(Stored dataset items)

----

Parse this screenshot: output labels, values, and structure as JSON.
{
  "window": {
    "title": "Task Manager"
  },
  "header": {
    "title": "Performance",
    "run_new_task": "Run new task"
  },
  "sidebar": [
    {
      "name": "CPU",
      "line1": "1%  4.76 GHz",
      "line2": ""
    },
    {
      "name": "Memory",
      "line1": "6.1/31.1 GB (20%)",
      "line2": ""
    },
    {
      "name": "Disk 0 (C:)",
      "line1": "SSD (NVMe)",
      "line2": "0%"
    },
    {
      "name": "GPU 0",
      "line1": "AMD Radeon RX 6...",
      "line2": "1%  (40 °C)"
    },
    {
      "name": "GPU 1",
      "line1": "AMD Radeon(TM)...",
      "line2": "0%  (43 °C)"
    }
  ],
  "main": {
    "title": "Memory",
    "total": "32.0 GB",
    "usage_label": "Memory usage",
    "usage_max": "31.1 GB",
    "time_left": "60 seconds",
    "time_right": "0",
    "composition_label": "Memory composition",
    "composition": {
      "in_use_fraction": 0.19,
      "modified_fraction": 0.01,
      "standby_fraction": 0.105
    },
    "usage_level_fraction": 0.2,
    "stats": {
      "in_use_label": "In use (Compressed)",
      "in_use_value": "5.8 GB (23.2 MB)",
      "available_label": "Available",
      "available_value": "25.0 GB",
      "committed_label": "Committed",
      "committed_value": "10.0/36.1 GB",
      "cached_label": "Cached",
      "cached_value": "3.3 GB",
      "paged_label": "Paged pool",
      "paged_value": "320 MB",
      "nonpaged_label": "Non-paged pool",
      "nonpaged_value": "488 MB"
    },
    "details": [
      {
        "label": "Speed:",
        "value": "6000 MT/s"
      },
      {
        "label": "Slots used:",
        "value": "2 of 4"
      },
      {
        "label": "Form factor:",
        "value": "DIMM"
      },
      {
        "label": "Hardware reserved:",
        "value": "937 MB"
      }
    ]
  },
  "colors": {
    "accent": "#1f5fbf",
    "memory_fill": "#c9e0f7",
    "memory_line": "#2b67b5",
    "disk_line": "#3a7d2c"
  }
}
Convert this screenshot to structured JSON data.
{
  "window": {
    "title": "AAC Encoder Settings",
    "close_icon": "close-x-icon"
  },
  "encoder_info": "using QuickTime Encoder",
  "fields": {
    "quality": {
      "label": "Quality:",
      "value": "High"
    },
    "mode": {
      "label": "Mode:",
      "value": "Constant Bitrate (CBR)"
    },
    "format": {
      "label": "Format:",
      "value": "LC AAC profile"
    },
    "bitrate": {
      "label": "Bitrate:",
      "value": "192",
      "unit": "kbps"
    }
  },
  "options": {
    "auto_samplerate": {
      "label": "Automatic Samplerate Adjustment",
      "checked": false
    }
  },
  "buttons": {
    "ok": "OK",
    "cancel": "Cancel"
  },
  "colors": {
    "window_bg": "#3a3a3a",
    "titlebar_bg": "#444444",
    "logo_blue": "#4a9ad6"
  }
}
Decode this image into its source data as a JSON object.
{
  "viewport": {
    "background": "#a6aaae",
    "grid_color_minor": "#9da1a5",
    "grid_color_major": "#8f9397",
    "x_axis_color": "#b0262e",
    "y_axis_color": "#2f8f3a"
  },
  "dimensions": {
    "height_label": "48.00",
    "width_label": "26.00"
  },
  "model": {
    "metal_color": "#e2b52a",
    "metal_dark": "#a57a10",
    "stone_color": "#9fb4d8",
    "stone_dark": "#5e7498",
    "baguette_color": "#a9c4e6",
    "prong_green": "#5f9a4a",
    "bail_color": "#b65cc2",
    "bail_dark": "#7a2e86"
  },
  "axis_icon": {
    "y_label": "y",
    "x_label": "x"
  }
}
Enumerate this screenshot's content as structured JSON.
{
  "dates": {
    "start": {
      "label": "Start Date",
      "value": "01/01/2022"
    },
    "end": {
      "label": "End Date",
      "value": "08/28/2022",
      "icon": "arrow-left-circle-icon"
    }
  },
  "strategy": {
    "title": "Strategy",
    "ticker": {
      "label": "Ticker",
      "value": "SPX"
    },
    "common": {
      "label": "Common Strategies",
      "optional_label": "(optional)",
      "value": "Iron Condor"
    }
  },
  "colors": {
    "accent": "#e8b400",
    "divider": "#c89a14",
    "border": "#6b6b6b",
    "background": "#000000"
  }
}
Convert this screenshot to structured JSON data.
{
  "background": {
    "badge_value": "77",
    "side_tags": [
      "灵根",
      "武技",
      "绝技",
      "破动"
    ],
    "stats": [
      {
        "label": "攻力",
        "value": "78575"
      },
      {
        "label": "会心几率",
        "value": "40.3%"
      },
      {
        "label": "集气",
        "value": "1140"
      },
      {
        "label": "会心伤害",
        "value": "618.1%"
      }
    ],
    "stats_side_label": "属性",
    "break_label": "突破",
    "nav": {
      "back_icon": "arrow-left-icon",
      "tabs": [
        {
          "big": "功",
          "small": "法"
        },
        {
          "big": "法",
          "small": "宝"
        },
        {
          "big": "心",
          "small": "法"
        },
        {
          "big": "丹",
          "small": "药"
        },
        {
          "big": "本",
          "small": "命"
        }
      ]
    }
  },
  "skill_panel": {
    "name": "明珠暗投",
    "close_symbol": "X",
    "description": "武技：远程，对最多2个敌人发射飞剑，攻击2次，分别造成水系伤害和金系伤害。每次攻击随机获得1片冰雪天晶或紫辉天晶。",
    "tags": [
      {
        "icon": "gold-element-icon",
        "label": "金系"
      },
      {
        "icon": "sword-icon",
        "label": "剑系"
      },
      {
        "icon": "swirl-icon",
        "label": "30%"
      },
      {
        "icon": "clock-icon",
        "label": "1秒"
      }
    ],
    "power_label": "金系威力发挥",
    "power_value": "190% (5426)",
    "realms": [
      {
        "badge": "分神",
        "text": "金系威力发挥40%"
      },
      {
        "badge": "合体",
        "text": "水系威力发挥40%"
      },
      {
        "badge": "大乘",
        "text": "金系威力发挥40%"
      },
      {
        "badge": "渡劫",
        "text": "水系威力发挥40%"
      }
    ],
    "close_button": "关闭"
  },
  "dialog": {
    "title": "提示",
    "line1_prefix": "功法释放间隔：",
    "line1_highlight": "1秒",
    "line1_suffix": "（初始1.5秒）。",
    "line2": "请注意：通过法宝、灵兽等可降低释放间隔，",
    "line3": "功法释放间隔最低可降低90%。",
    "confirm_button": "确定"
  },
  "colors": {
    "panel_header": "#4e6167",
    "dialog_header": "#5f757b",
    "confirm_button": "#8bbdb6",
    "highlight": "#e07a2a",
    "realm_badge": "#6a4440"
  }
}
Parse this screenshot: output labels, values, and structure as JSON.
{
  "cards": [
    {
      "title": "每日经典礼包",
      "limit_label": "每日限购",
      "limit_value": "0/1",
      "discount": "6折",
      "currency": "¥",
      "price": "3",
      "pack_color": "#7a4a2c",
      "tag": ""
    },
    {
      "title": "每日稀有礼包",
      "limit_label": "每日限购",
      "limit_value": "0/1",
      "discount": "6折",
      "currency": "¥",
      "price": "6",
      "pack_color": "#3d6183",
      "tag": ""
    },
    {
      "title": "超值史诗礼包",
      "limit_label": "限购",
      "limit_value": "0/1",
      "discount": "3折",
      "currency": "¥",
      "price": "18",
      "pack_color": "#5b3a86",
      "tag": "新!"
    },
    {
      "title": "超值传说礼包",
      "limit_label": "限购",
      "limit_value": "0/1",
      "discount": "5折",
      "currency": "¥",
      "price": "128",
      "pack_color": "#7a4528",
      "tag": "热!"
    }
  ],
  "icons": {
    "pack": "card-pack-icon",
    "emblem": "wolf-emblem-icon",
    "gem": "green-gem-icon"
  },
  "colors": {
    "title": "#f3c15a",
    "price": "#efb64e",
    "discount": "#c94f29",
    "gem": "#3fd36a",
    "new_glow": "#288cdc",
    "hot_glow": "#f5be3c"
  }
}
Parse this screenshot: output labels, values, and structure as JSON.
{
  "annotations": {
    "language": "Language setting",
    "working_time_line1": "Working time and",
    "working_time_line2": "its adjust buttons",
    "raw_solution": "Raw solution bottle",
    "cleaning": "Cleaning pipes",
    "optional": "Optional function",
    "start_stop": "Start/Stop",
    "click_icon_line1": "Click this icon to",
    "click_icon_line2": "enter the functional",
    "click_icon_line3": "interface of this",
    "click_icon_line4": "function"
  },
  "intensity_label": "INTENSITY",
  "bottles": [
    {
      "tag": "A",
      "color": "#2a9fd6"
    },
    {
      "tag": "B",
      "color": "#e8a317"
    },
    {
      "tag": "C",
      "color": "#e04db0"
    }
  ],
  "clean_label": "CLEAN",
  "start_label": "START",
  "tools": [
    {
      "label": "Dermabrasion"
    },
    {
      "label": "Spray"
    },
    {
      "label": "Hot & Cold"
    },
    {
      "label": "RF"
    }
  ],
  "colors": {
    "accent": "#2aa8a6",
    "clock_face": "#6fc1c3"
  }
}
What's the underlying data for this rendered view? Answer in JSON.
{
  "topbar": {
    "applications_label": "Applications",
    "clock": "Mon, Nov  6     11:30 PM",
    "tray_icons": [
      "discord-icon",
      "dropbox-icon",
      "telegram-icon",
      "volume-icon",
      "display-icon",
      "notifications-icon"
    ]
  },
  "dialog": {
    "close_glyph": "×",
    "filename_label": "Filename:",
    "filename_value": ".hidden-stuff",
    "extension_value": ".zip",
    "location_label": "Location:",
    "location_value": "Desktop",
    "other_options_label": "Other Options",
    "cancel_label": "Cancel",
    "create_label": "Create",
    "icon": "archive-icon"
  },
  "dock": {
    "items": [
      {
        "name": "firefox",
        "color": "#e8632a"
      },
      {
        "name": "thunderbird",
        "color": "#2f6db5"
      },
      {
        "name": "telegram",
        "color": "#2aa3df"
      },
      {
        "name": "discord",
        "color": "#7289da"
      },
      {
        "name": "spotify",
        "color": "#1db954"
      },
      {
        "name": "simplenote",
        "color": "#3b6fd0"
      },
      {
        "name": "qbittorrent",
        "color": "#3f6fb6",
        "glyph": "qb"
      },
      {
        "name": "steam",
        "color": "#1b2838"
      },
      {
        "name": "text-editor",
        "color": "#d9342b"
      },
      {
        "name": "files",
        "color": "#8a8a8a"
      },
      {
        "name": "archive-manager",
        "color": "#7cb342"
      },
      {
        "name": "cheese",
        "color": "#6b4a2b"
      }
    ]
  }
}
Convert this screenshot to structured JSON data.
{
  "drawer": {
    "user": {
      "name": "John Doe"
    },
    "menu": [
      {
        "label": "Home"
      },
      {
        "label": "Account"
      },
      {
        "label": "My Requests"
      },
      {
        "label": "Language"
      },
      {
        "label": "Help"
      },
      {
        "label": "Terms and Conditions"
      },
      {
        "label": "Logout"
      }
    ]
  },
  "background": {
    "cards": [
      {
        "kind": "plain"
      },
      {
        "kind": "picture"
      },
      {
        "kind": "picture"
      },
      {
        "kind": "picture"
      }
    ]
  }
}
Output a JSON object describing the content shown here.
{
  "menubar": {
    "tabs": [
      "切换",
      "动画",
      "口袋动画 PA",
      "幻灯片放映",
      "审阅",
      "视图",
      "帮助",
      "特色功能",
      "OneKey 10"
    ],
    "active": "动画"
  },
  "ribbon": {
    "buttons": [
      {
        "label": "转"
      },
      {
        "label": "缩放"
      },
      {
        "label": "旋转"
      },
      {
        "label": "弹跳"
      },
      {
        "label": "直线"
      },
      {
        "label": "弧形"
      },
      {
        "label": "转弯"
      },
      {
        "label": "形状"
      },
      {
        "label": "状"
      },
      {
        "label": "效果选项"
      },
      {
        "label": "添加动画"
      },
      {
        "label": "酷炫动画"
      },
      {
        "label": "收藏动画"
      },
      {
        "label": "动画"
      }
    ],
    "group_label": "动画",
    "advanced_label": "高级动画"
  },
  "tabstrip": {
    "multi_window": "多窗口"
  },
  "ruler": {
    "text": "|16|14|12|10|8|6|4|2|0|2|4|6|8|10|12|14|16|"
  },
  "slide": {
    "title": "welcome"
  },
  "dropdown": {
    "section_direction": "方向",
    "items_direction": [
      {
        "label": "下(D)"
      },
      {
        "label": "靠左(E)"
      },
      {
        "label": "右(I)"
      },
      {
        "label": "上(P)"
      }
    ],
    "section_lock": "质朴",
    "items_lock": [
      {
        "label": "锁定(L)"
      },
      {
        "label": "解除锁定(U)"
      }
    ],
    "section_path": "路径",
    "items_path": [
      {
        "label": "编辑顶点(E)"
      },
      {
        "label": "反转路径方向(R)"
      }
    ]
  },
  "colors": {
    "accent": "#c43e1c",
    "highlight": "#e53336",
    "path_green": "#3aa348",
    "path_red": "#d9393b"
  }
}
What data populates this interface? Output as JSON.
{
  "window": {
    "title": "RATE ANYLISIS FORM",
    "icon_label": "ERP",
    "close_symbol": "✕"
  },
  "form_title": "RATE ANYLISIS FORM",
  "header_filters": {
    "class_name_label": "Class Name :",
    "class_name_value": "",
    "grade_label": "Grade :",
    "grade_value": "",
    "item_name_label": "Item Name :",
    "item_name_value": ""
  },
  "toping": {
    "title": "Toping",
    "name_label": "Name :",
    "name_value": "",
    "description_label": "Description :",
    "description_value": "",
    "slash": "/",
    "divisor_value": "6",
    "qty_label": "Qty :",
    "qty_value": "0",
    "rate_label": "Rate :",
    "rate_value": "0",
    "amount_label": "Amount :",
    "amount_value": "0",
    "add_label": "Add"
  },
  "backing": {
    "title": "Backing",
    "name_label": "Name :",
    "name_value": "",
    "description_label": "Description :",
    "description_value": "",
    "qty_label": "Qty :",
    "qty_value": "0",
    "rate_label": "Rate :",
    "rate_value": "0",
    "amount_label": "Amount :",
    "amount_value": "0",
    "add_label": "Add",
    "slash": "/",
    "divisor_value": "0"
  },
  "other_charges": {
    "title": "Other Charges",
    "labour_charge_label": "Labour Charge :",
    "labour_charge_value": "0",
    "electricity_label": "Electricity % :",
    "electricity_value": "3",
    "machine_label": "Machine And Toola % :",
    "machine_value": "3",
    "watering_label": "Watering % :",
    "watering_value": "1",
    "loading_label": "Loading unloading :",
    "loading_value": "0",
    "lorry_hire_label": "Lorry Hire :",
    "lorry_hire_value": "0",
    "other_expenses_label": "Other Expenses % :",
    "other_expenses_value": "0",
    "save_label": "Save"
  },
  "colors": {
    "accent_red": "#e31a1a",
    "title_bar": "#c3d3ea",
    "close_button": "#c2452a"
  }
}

----

Exercise instructions:
Copy each line above containing the string "Encoder".

Answer for this exercise:
    "title": "AAC Encoder Settings",
  "encoder_info": "using QuickTime Encoder",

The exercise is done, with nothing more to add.